## Description of the task
Each line that contains the word "σκαλοπατιού" counts once; give the total for the records below and nothing else.

## Extracted data
====================
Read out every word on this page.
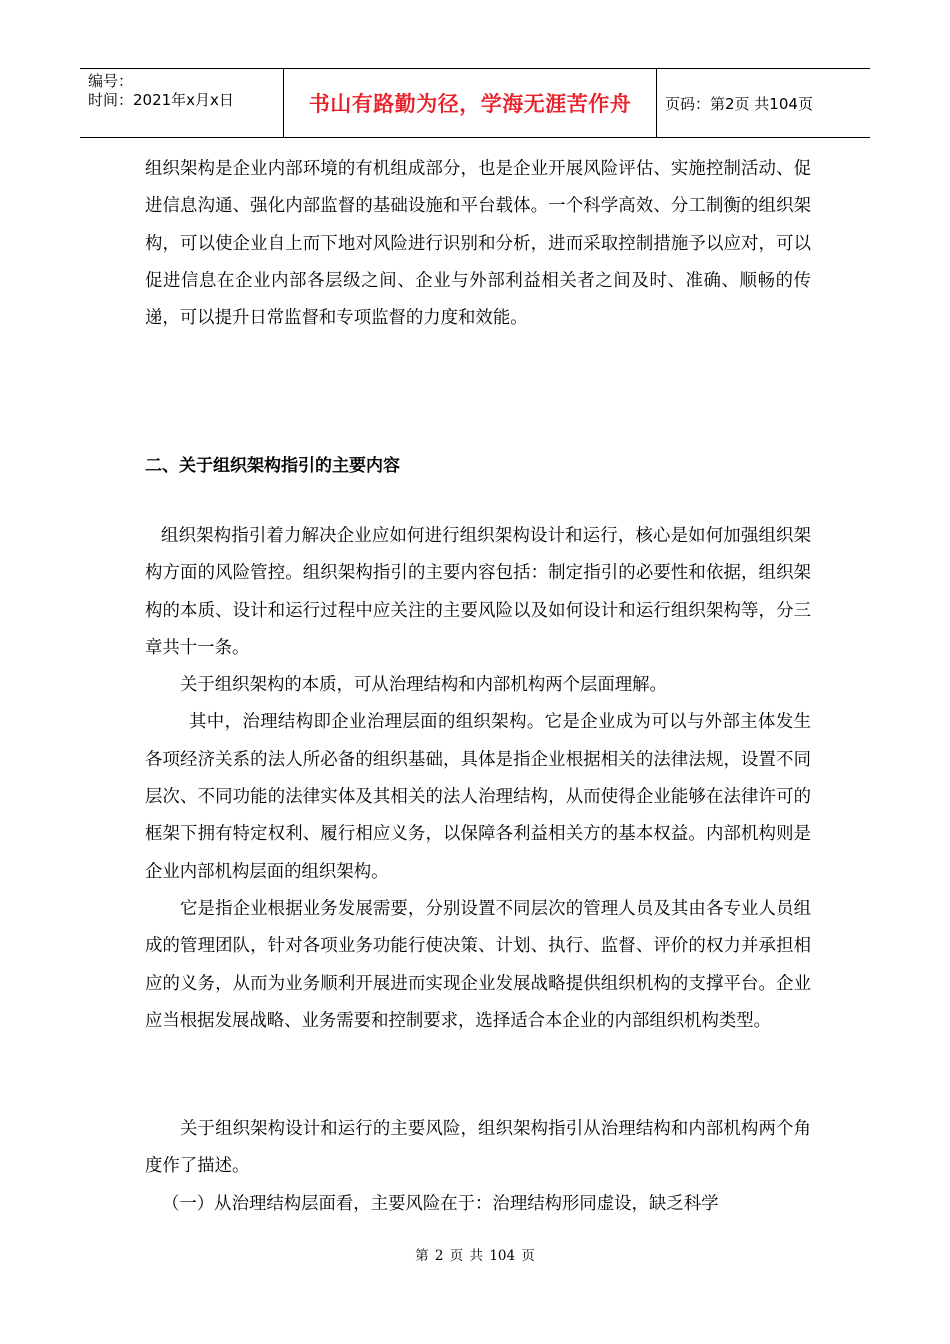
编号：
时间：2021年x月x日	书山有路勤为径，学海无涯苦作舟 页码：第2页 共104页

组织架构是企业内部环境的有机组成部分，也是企业开展风险评估、实施控制活动、促进信息沟通、强化内部监督的基础设施和平台载体。一个科学高效、分工制衡的组织架构，可以使企业自上而下地对风险进行识别和分析，进而采取控制措施予以应对，可以促进信息在企业内部各层级之间、企业与外部利益相关者之间及时、准确、顺畅的传递，可以提升日常监督和专项监督的力度和效能。

二、关于组织架构指引的主要内容

组织架构指引着力解决企业应如何进行组织架构设计和运行，核心是如何加强组织架构方面的风险管控。组织架构指引的主要内容包括：制定指引的必要性和依据，组织架构的本质、设计和运行过程中应关注的主要风险以及如何设计和运行组织架构等，分三章共十一条。

关于组织架构的本质，可从治理结构和内部机构两个层面理解。

其中，治理结构即企业治理层面的组织架构。它是企业成为可以与外部主体发生各项经济关系的法人所必备的组织基础，具体是指企业根据相关的法律法规，设置不同层次、不同功能的法律实体及其相关的法人治理结构，从而使得企业能够在法律许可的框架下拥有特定权利、履行相应义务，以保障各利益相关方的基本权益。内部机构则是企业内部机构层面的组织架构。

它是指企业根据业务发展需要，分别设置不同层次的管理人员及其由各专业人员组成的管理团队，针对各项业务功能行使决策、计划、执行、监督、评价的权力并承担相应的义务，从而为业务顺利开展进而实现企业发展战略提供组织机构的支撑平台。企业应当根据发展战略、业务需要和控制要求，选择适合本企业的内部组织机构类型。

关于组织架构设计和运行的主要风险，组织架构指引从治理结构和内部机构两个角度作了描述。

（一）从治理结构层面看，主要风险在于：治理结构形同虚设，缺乏科学

第 2 页 共 104 页
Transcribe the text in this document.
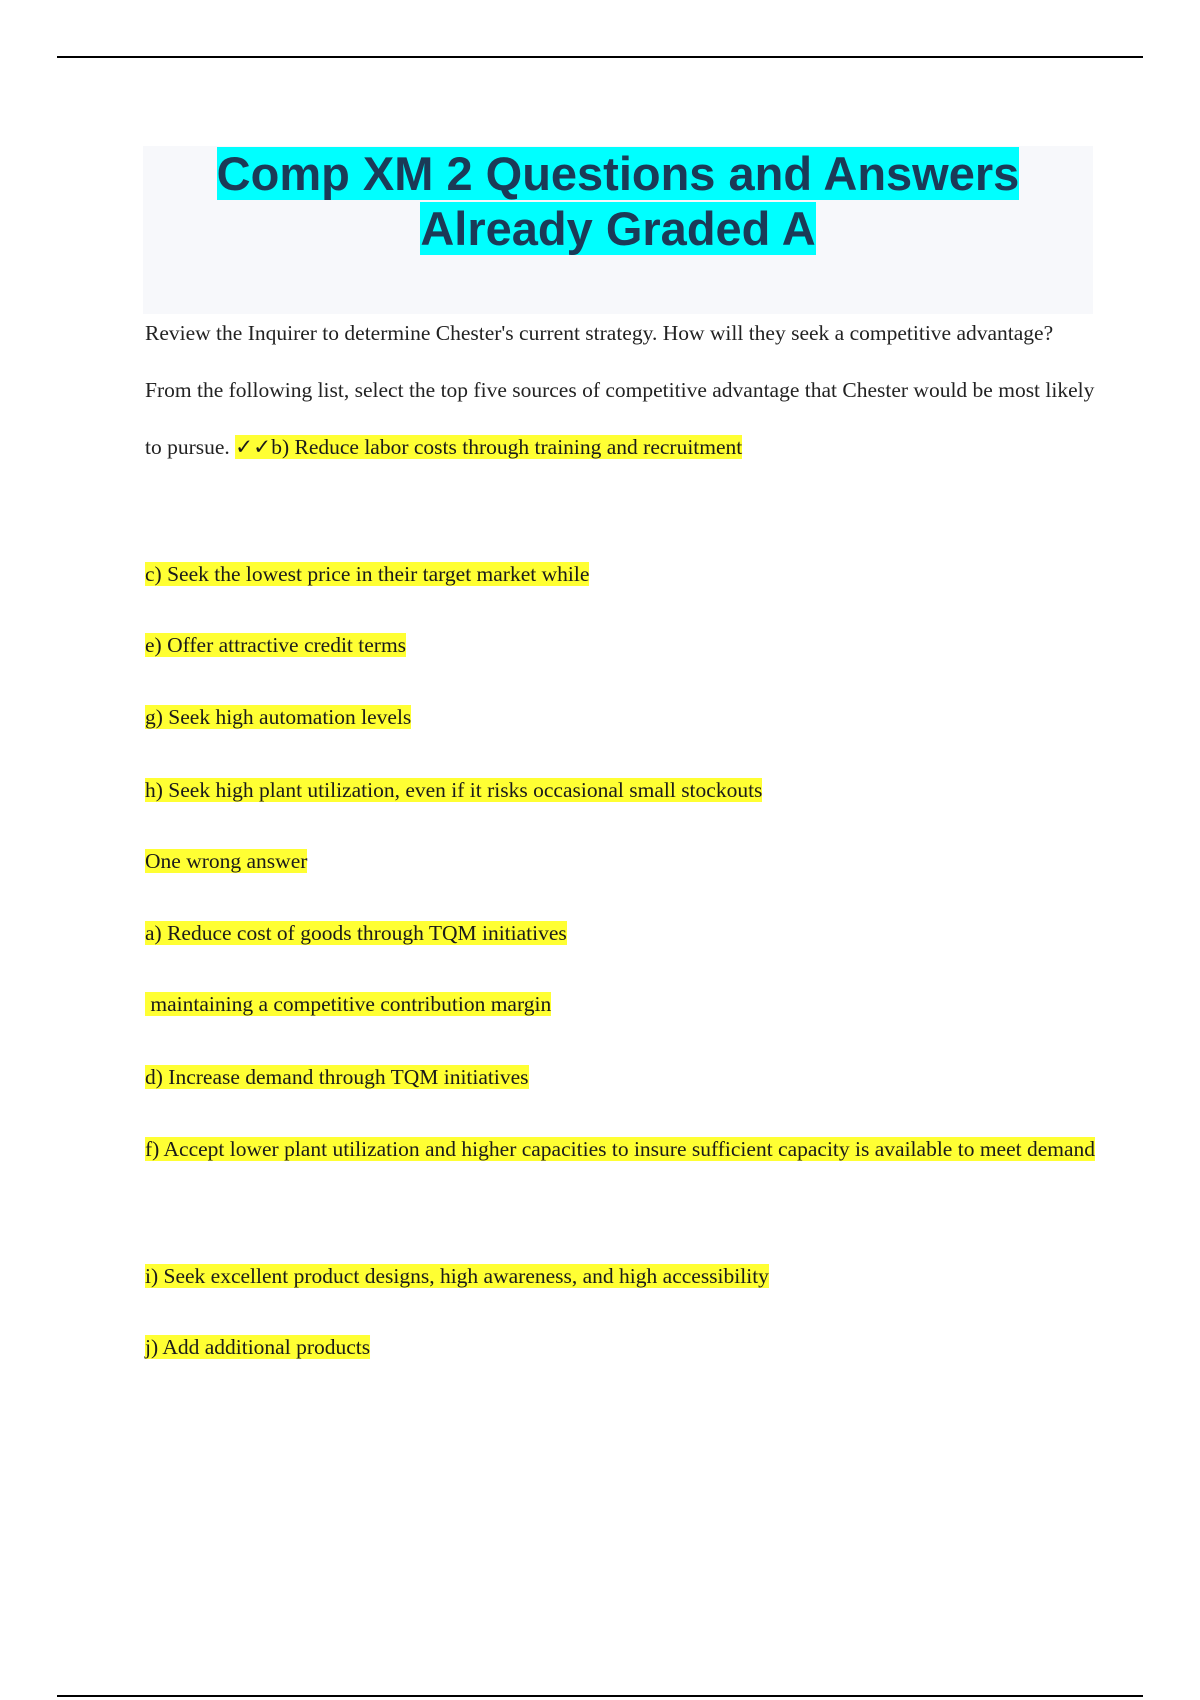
Comp XM 2 Questions and Answers Already Graded A
Review the Inquirer to determine Chester's current strategy. How will they seek a competitive advantage? From the following list, select the top five sources of competitive advantage that Chester would be most likely to pursue. ✓✓b) Reduce labor costs through training and recruitment
c) Seek the lowest price in their target market while
e) Offer attractive credit terms
g) Seek high automation levels
h) Seek high plant utilization, even if it risks occasional small stockouts
One wrong answer
a) Reduce cost of goods through TQM initiatives
maintaining a competitive contribution margin
d) Increase demand through TQM initiatives
f) Accept lower plant utilization and higher capacities to insure sufficient capacity is available to meet demand
i) Seek excellent product designs, high awareness, and high accessibility
j) Add additional products
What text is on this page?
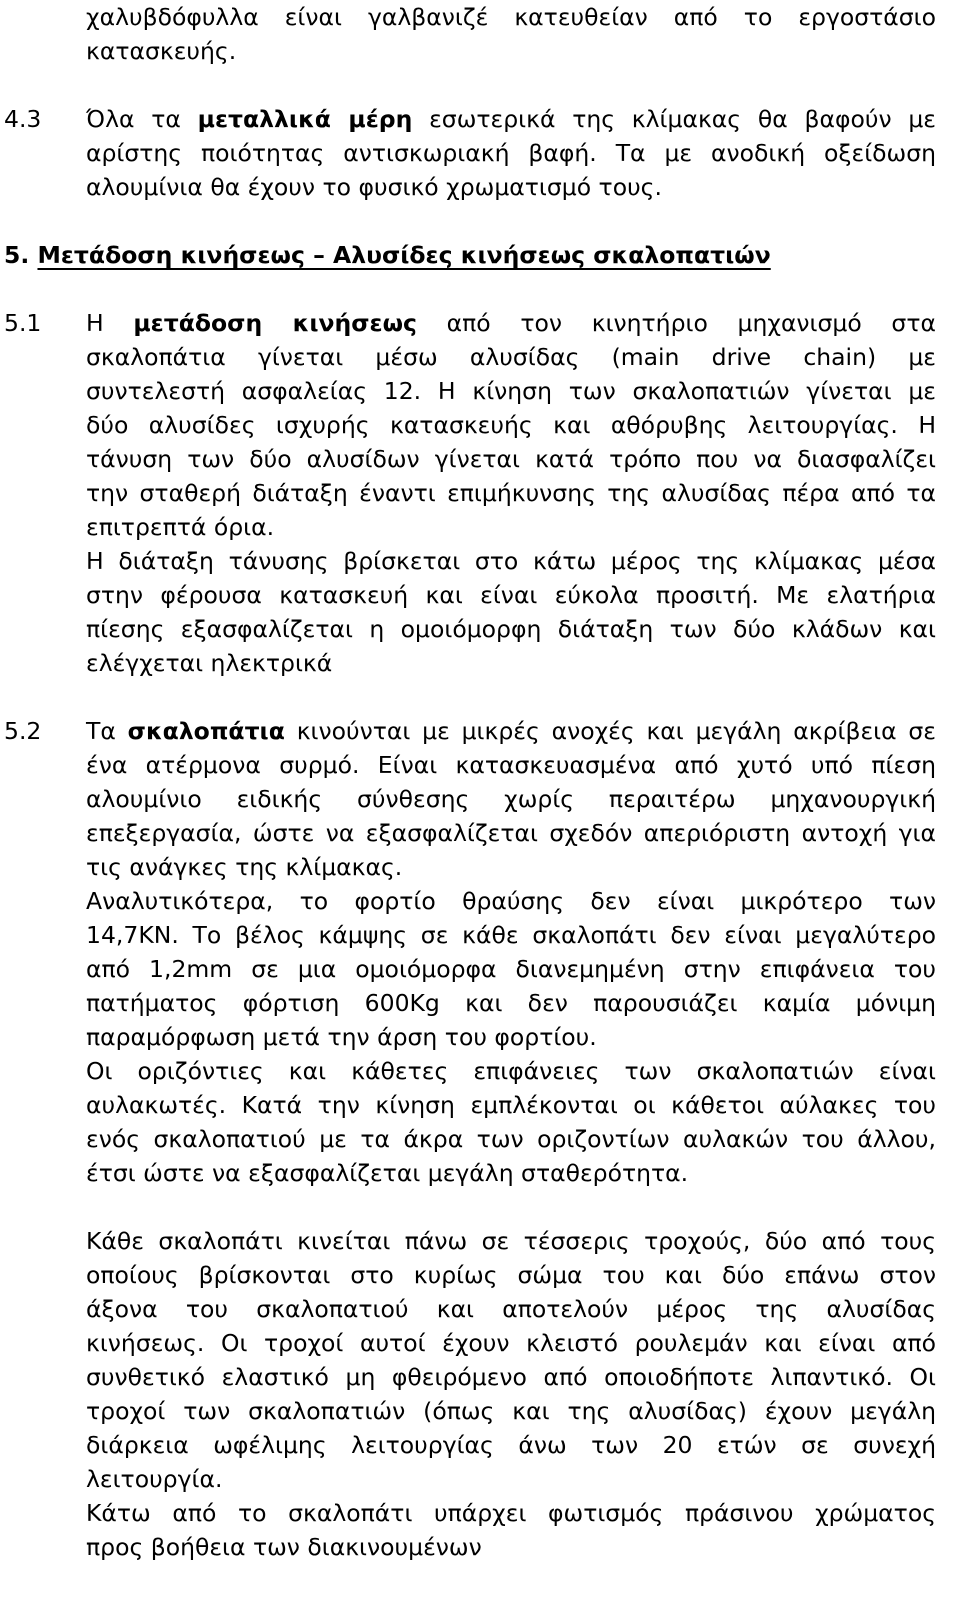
χαλυβδόφυλλα είναι γαλβανιζέ κατευθείαν από το εργοστάσιο
κατασκευής.
4.3 Όλα τα μεταλλικά μέρη εσωτερικά της κλίμακας θα βαφούν με
αρίστης ποιότητας αντισκωριακή βαφή. Τα με ανοδική οξείδωση
αλουμίνια θα έχουν το φυσικό χρωματισμό τους.
5. Μετάδοση κινήσεως – Αλυσίδες κινήσεως σκαλοπατιών
5.1 Η μετάδοση κινήσεως από τον κινητήριο μηχανισμό στα
σκαλοπάτια γίνεται μέσω αλυσίδας (main drive chain) με
συντελεστή ασφαλείας 12. Η κίνηση των σκαλοπατιών γίνεται με
δύο αλυσίδες ισχυρής κατασκευής και αθόρυβης λειτουργίας. Η
τάνυση των δύο αλυσίδων γίνεται κατά τρόπο που να διασφαλίζει
την σταθερή διάταξη έναντι επιμήκυνσης της αλυσίδας πέρα από τα
επιτρεπτά όρια.
Η διάταξη τάνυσης βρίσκεται στο κάτω μέρος της κλίμακας μέσα
στην φέρουσα κατασκευή και είναι εύκολα προσιτή. Με ελατήρια
πίεσης εξασφαλίζεται η ομοιόμορφη διάταξη των δύο κλάδων και
ελέγχεται ηλεκτρικά
5.2 Τα σκαλοπάτια κινούνται με μικρές ανοχές και μεγάλη ακρίβεια σε
ένα ατέρμονα συρμό. Είναι κατασκευασμένα από χυτό υπό πίεση
αλουμίνιο ειδικής σύνθεσης χωρίς περαιτέρω μηχανουργική
επεξεργασία, ώστε να εξασφαλίζεται σχεδόν απεριόριστη αντοχή για
τις ανάγκες της κλίμακας.
Αναλυτικότερα, το φορτίο θραύσης δεν είναι μικρότερο των
14,7ΚΝ. Το βέλος κάμψης σε κάθε σκαλοπάτι δεν είναι μεγαλύτερο
από 1,2mm σε μια ομοιόμορφα διανεμημένη στην επιφάνεια του
πατήματος φόρτιση 600Kg και δεν παρουσιάζει καμία μόνιμη
παραμόρφωση μετά την άρση του φορτίου.
Οι οριζόντιες και κάθετες επιφάνειες των σκαλοπατιών είναι
αυλακωτές. Κατά την κίνηση εμπλέκονται οι κάθετοι αύλακες του
ενός σκαλοπατιού με τα άκρα των οριζοντίων αυλακών του άλλου,
έτσι ώστε να εξασφαλίζεται μεγάλη σταθερότητα.
Κάθε σκαλοπάτι κινείται πάνω σε τέσσερις τροχούς, δύο από τους
οποίους βρίσκονται στο κυρίως σώμα του και δύο επάνω στον
άξονα του σκαλοπατιού και αποτελούν μέρος της αλυσίδας
κινήσεως. Οι τροχοί αυτοί έχουν κλειστό ρουλεμάν και είναι από
συνθετικό ελαστικό μη φθειρόμενο από οποιοδήποτε λιπαντικό. Οι
τροχοί των σκαλοπατιών (όπως και της αλυσίδας) έχουν μεγάλη
διάρκεια ωφέλιμης λειτουργίας άνω των 20 ετών σε συνεχή
λειτουργία.
Κάτω από το σκαλοπάτι υπάρχει φωτισμός πράσινου χρώματος
προς βοήθεια των διακινουμένων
====================
## Problem solution
2